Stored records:
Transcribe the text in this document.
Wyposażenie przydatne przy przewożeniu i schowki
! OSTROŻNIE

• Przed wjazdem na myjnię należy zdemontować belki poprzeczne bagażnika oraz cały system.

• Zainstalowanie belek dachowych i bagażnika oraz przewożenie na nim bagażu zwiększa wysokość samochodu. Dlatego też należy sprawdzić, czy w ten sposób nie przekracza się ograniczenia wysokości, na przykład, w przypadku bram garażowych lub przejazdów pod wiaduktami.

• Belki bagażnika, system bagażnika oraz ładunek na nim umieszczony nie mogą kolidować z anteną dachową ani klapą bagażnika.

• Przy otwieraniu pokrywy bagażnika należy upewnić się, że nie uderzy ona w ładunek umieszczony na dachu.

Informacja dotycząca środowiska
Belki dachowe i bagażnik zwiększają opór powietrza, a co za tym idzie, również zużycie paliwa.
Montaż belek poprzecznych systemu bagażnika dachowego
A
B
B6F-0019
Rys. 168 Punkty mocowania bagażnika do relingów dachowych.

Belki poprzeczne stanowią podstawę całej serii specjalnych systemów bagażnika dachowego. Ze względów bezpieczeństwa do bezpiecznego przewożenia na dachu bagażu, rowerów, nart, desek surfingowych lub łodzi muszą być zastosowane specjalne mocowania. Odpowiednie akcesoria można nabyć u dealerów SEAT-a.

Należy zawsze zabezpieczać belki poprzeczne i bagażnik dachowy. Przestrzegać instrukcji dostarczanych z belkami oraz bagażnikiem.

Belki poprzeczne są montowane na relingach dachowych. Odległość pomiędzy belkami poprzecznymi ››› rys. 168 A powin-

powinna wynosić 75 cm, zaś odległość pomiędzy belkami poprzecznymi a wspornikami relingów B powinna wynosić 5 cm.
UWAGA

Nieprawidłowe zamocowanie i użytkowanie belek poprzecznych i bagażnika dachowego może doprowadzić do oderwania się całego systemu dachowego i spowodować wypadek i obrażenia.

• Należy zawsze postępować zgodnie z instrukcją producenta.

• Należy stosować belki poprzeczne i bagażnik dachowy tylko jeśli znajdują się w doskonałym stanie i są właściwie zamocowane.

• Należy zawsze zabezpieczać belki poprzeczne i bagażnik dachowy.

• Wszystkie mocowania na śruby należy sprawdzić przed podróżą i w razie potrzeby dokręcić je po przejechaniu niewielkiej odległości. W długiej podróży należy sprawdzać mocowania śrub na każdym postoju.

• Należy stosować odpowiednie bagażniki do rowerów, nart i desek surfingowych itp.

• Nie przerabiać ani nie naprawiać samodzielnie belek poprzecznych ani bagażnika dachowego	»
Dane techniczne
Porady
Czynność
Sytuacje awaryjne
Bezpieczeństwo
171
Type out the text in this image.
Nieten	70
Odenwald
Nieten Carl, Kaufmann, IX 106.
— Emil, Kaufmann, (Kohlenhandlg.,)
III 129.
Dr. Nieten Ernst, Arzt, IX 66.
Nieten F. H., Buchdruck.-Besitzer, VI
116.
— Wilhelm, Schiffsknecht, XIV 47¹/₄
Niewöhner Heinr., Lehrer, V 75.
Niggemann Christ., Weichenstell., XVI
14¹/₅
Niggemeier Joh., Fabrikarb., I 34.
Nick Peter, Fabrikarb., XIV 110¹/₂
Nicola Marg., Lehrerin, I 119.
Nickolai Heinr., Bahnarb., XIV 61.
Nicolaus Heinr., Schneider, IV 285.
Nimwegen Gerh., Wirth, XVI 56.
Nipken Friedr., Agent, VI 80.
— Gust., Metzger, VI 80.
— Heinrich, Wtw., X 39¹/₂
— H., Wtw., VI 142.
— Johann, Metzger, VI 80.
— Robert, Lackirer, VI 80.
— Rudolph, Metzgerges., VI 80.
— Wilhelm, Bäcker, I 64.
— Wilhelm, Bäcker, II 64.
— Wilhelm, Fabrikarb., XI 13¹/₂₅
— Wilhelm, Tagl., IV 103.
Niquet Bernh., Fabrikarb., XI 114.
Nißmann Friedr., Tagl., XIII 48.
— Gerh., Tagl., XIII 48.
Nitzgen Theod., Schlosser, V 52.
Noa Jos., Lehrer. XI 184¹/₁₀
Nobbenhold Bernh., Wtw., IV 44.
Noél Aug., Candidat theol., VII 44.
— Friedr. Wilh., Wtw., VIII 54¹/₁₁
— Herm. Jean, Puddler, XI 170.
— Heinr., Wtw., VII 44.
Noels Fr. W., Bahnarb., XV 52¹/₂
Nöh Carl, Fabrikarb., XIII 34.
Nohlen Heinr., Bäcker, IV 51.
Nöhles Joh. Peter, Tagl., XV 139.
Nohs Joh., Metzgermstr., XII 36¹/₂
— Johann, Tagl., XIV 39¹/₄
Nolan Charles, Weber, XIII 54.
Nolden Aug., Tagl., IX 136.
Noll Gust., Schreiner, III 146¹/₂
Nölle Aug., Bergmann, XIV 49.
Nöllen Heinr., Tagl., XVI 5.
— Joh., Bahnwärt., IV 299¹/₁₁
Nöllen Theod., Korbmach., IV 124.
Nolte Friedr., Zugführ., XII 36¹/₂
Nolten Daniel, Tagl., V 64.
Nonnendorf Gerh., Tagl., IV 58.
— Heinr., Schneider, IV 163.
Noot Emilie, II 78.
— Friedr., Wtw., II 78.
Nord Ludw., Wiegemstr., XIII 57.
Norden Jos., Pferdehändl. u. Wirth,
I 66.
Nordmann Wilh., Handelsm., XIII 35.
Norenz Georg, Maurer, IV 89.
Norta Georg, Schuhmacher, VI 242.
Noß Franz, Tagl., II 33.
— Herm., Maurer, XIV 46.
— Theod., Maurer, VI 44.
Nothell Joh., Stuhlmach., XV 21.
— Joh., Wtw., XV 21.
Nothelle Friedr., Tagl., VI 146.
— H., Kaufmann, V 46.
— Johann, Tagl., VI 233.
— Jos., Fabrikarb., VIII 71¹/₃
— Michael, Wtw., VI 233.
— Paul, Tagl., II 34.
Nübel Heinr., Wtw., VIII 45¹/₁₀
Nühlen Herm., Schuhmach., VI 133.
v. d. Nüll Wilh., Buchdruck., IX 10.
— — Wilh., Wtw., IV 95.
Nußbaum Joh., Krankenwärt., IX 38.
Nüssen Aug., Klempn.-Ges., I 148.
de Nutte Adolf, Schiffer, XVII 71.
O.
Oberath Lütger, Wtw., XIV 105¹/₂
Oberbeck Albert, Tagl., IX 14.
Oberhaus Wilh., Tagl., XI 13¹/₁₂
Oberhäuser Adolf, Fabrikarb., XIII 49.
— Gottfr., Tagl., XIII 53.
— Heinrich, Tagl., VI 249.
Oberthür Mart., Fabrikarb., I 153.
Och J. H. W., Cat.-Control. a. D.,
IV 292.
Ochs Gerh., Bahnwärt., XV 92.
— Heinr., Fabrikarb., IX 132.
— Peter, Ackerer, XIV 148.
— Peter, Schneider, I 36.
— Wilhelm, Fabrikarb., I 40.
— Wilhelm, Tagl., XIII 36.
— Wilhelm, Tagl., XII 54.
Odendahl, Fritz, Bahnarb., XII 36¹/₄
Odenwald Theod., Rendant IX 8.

The request:
Extract the data in full. Keep it word for word.

The output:
Transcribe the text in this document.
Wyposażenie przydatne przy przewożeniu i schowki
! OSTROŻNIE

• Przed wjazdem na myjnię należy zdemontować belki poprzeczne bagażnika oraz cały system.

• Zainstalowanie belek dachowych i bagażnika oraz przewożenie na nim bagażu zwiększa wysokość samochodu. Dlatego też należy sprawdzić, czy w ten sposób nie przekracza się ograniczenia wysokości, na przykład, w przypadku bram garażowych lub przejazdów pod wiaduktami.

• Belki bagażnika, system bagażnika oraz ładunek na nim umieszczony nie mogą kolidować z anteną dachową ani klapą bagażnika.

• Przy otwieraniu pokrywy bagażnika należy upewnić się, że nie uderzy ona w ładunek umieszczony na dachu.

Informacja dotycząca środowiska
Belki dachowe i bagażnik zwiększają opór powietrza, a co za tym idzie, również zużycie paliwa.
Montaż belek poprzecznych systemu bagażnika dachowego
A
B
B6F-0019
Rys. 168 Punkty mocowania bagażnika do relingów dachowych.

Belki poprzeczne stanowią podstawę całej serii specjalnych systemów bagażnika dachowego. Ze względów bezpieczeństwa do bezpiecznego przewożenia na dachu bagażu, rowerów, nart, desek surfingowych lub łodzi muszą być zastosowane specjalne mocowania. Odpowiednie akcesoria można nabyć u dealerów SEAT-a.

Należy zawsze zabezpieczać belki poprzeczne i bagażnik dachowy. Przestrzegać instrukcji dostarczanych z belkami oraz bagażnikiem.

Belki poprzeczne są montowane na relingach dachowych. Odległość pomiędzy belkami poprzecznymi ››› rys. 168 A powin-

powinna wynosić 75 cm, zaś odległość pomiędzy belkami poprzecznymi a wspornikami relingów B powinna wynosić 5 cm.
UWAGA

Nieprawidłowe zamocowanie i użytkowanie belek poprzecznych i bagażnika dachowego może doprowadzić do oderwania się całego systemu dachowego i spowodować wypadek i obrażenia.

• Należy zawsze postępować zgodnie z instrukcją producenta.

• Należy stosować belki poprzeczne i bagażnik dachowy tylko jeśli znajdują się w doskonałym stanie i są właściwie zamocowane.

• Należy zawsze zabezpieczać belki poprzeczne i bagażnik dachowy.

• Wszystkie mocowania na śruby należy sprawdzić przed podróżą i w razie potrzeby dokręcić je po przejechaniu niewielkiej odległości. W długiej podróży należy sprawdzać mocowania śrub na każdym postoju.

• Należy stosować odpowiednie bagażniki do rowerów, nart i desek surfingowych itp.

• Nie przerabiać ani nie naprawiać samodzielnie belek poprzecznych ani bagażnika dachowego	»
Dane techniczne
Porady
Czynność
Sytuacje awaryjne
Bezpieczeństwo
171
Type out the text in this image.
Nieten	70
Odenwald
Nieten Carl, Kaufmann, IX 106.
— Emil, Kaufmann, (Kohlenhandlg.,)
III 129.
Dr. Nieten Ernst, Arzt, IX 66.
Nieten F. H., Buchdruck.-Besitzer, VI
116.
— Wilhelm, Schiffsknecht, XIV 47¹/₄
Niewöhner Heinr., Lehrer, V 75.
Niggemann Christ., Weichenstell., XVI
14¹/₅
Niggemeier Joh., Fabrikarb., I 34.
Nick Peter, Fabrikarb., XIV 110¹/₂
Nicola Marg., Lehrerin, I 119.
Nickolai Heinr., Bahnarb., XIV 61.
Nicolaus Heinr., Schneider, IV 285.
Nimwegen Gerh., Wirth, XVI 56.
Nipken Friedr., Agent, VI 80.
— Gust., Metzger, VI 80.
— Heinrich, Wtw., X 39¹/₂
— H., Wtw., VI 142.
— Johann, Metzger, VI 80.
— Robert, Lackirer, VI 80.
— Rudolph, Metzgerges., VI 80.
— Wilhelm, Bäcker, I 64.
— Wilhelm, Bäcker, II 64.
— Wilhelm, Fabrikarb., XI 13¹/₂₅
— Wilhelm, Tagl., IV 103.
Niquet Bernh., Fabrikarb., XI 114.
Nißmann Friedr., Tagl., XIII 48.
— Gerh., Tagl., XIII 48.
Nitzgen Theod., Schlosser, V 52.
Noa Jos., Lehrer. XI 184¹/₁₀
Nobbenhold Bernh., Wtw., IV 44.
Noél Aug., Candidat theol., VII 44.
— Friedr. Wilh., Wtw., VIII 54¹/₁₁
— Herm. Jean, Puddler, XI 170.
— Heinr., Wtw., VII 44.
Noels Fr. W., Bahnarb., XV 52¹/₂
Nöh Carl, Fabrikarb., XIII 34.
Nohlen Heinr., Bäcker, IV 51.
Nöhles Joh. Peter, Tagl., XV 139.
Nohs Joh., Metzgermstr., XII 36¹/₂
— Johann, Tagl., XIV 39¹/₄
Nolan Charles, Weber, XIII 54.
Nolden Aug., Tagl., IX 136.
Noll Gust., Schreiner, III 146¹/₂
Nölle Aug., Bergmann, XIV 49.
Nöllen Heinr., Tagl., XVI 5.
— Joh., Bahnwärt., IV 299¹/₁₁
Nöllen Theod., Korbmach., IV 124.
Nolte Friedr., Zugführ., XII 36¹/₂
Nolten Daniel, Tagl., V 64.
Nonnendorf Gerh., Tagl., IV 58.
— Heinr., Schneider, IV 163.
Noot Emilie, II 78.
— Friedr., Wtw., II 78.
Nord Ludw., Wiegemstr., XIII 57.
Norden Jos., Pferdehändl. u. Wirth,
I 66.
Nordmann Wilh., Handelsm., XIII 35.
Norenz Georg, Maurer, IV 89.
Norta Georg, Schuhmacher, VI 242.
Noß Franz, Tagl., II 33.
— Herm., Maurer, XIV 46.
— Theod., Maurer, VI 44.
Nothell Joh., Stuhlmach., XV 21.
— Joh., Wtw., XV 21.
Nothelle Friedr., Tagl., VI 146.
— H., Kaufmann, V 46.
— Johann, Tagl., VI 233.
— Jos., Fabrikarb., VIII 71¹/₃
— Michael, Wtw., VI 233.
— Paul, Tagl., II 34.
Nübel Heinr., Wtw., VIII 45¹/₁₀
Nühlen Herm., Schuhmach., VI 133.
v. d. Nüll Wilh., Buchdruck., IX 10.
— — Wilh., Wtw., IV 95.
Nußbaum Joh., Krankenwärt., IX 38.
Nüssen Aug., Klempn.-Ges., I 148.
de Nutte Adolf, Schiffer, XVII 71.
O.
Oberath Lütger, Wtw., XIV 105¹/₂
Oberbeck Albert, Tagl., IX 14.
Oberhaus Wilh., Tagl., XI 13¹/₁₂
Oberhäuser Adolf, Fabrikarb., XIII 49.
— Gottfr., Tagl., XIII 53.
— Heinrich, Tagl., VI 249.
Oberthür Mart., Fabrikarb., I 153.
Och J. H. W., Cat.-Control. a. D.,
IV 292.
Ochs Gerh., Bahnwärt., XV 92.
— Heinr., Fabrikarb., IX 132.
— Peter, Ackerer, XIV 148.
— Peter, Schneider, I 36.
— Wilhelm, Fabrikarb., I 40.
— Wilhelm, Tagl., XIII 36.
— Wilhelm, Tagl., XII 54.
Odendahl, Fritz, Bahnarb., XII 36¹/₄
Odenwald Theod., Rendant IX 8.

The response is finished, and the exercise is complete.